>> BEGIN Records shown
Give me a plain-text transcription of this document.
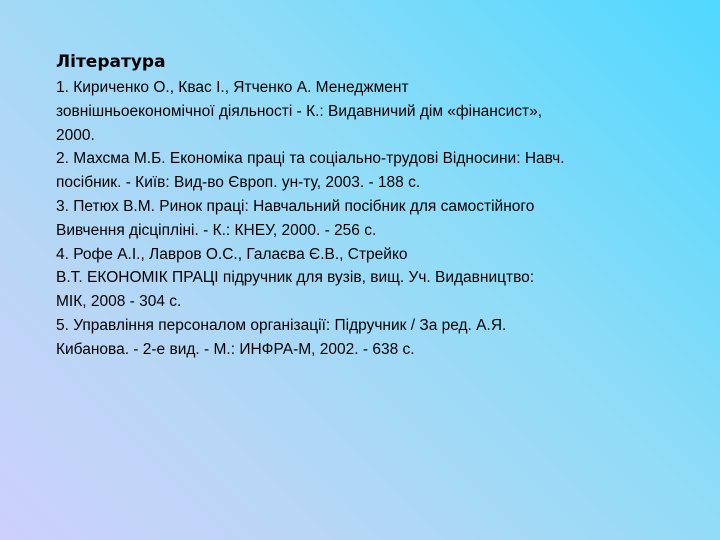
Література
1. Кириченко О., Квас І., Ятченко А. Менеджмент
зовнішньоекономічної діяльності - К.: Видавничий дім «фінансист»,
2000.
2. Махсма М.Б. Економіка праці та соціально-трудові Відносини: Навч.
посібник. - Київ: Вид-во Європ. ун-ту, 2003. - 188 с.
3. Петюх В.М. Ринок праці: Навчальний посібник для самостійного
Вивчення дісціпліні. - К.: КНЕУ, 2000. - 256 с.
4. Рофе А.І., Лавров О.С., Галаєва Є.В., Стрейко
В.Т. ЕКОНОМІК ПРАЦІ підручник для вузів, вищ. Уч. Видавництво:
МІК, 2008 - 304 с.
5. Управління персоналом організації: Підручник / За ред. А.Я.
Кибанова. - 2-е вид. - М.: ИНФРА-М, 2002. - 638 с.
>> END Records shown
▸ What is required
Quote all of the entries word for word, omitting any pictures.

▸ Exercise solution
Give me a plain-text transcription of this document.
Література
1. Кириченко О., Квас І., Ятченко А. Менеджмент
зовнішньоекономічної діяльності - К.: Видавничий дім «фінансист»,
2000.
2. Махсма М.Б. Економіка праці та соціально-трудові Відносини: Навч.
посібник. - Київ: Вид-во Європ. ун-ту, 2003. - 188 с.
3. Петюх В.М. Ринок праці: Навчальний посібник для самостійного
Вивчення дісціпліні. - К.: КНЕУ, 2000. - 256 с.
4. Рофе А.І., Лавров О.С., Галаєва Є.В., Стрейко
В.Т. ЕКОНОМІК ПРАЦІ підручник для вузів, вищ. Уч. Видавництво:
МІК, 2008 - 304 с.
5. Управління персоналом організації: Підручник / За ред. А.Я.
Кибанова. - 2-е вид. - М.: ИНФРА-М, 2002. - 638 с.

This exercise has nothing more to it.